>> START Material shown

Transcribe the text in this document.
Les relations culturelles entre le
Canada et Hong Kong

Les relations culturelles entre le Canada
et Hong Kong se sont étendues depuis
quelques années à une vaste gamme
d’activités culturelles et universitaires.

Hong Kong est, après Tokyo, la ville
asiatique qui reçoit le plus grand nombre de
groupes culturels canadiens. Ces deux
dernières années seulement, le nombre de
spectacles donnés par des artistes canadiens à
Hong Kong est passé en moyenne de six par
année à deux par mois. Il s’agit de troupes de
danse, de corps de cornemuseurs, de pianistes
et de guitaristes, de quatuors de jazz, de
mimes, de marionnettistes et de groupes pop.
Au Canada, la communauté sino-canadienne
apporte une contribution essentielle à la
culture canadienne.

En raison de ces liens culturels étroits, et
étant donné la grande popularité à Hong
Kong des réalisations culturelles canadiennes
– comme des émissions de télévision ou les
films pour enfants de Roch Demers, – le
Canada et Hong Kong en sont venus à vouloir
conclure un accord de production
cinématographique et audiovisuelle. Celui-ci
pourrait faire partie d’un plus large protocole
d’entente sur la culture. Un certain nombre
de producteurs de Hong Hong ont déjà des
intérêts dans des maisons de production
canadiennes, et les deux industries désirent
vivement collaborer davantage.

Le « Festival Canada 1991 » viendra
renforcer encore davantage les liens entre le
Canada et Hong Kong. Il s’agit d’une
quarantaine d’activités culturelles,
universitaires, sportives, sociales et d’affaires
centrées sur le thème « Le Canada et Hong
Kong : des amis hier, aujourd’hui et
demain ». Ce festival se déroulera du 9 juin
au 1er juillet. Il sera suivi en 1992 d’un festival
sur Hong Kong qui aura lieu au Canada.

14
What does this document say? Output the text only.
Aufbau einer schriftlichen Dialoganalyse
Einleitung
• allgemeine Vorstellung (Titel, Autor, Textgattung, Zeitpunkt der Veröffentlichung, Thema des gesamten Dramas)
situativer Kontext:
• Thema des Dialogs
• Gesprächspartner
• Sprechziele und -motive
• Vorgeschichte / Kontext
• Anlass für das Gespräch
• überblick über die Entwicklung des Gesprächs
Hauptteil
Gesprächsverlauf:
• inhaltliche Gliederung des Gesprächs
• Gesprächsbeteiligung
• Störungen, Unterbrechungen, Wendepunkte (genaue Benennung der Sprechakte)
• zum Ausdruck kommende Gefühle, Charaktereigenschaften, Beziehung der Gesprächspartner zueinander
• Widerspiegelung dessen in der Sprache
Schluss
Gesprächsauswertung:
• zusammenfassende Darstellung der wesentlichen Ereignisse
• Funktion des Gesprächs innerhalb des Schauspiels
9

>> END Material shown

Copy out the whole listing exactly.

Solved exercise:
Transcribe the text in this document.
Les relations culturelles entre le
Canada et Hong Kong

Les relations culturelles entre le Canada
et Hong Kong se sont étendues depuis
quelques années à une vaste gamme
d’activités culturelles et universitaires.

Hong Kong est, après Tokyo, la ville
asiatique qui reçoit le plus grand nombre de
groupes culturels canadiens. Ces deux
dernières années seulement, le nombre de
spectacles donnés par des artistes canadiens à
Hong Kong est passé en moyenne de six par
année à deux par mois. Il s’agit de troupes de
danse, de corps de cornemuseurs, de pianistes
et de guitaristes, de quatuors de jazz, de
mimes, de marionnettistes et de groupes pop.
Au Canada, la communauté sino-canadienne
apporte une contribution essentielle à la
culture canadienne.

En raison de ces liens culturels étroits, et
étant donné la grande popularité à Hong
Kong des réalisations culturelles canadiennes
– comme des émissions de télévision ou les
films pour enfants de Roch Demers, – le
Canada et Hong Kong en sont venus à vouloir
conclure un accord de production
cinématographique et audiovisuelle. Celui-ci
pourrait faire partie d’un plus large protocole
d’entente sur la culture. Un certain nombre
de producteurs de Hong Hong ont déjà des
intérêts dans des maisons de production
canadiennes, et les deux industries désirent
vivement collaborer davantage.

Le « Festival Canada 1991 » viendra
renforcer encore davantage les liens entre le
Canada et Hong Kong. Il s’agit d’une
quarantaine d’activités culturelles,
universitaires, sportives, sociales et d’affaires
centrées sur le thème « Le Canada et Hong
Kong : des amis hier, aujourd’hui et
demain ». Ce festival se déroulera du 9 juin
au 1er juillet. Il sera suivi en 1992 d’un festival
sur Hong Kong qui aura lieu au Canada.

14
What does this document say? Output the text only.
Aufbau einer schriftlichen Dialoganalyse
Einleitung
• allgemeine Vorstellung (Titel, Autor, Textgattung, Zeitpunkt der Veröffentlichung, Thema des gesamten Dramas)
situativer Kontext:
• Thema des Dialogs
• Gesprächspartner
• Sprechziele und -motive
• Vorgeschichte / Kontext
• Anlass für das Gespräch
• überblick über die Entwicklung des Gesprächs
Hauptteil
Gesprächsverlauf:
• inhaltliche Gliederung des Gesprächs
• Gesprächsbeteiligung
• Störungen, Unterbrechungen, Wendepunkte (genaue Benennung der Sprechakte)
• zum Ausdruck kommende Gefühle, Charaktereigenschaften, Beziehung der Gesprächspartner zueinander
• Widerspiegelung dessen in der Sprache
Schluss
Gesprächsauswertung:
• zusammenfassende Darstellung der wesentlichen Ereignisse
• Funktion des Gesprächs innerhalb des Schauspiels
9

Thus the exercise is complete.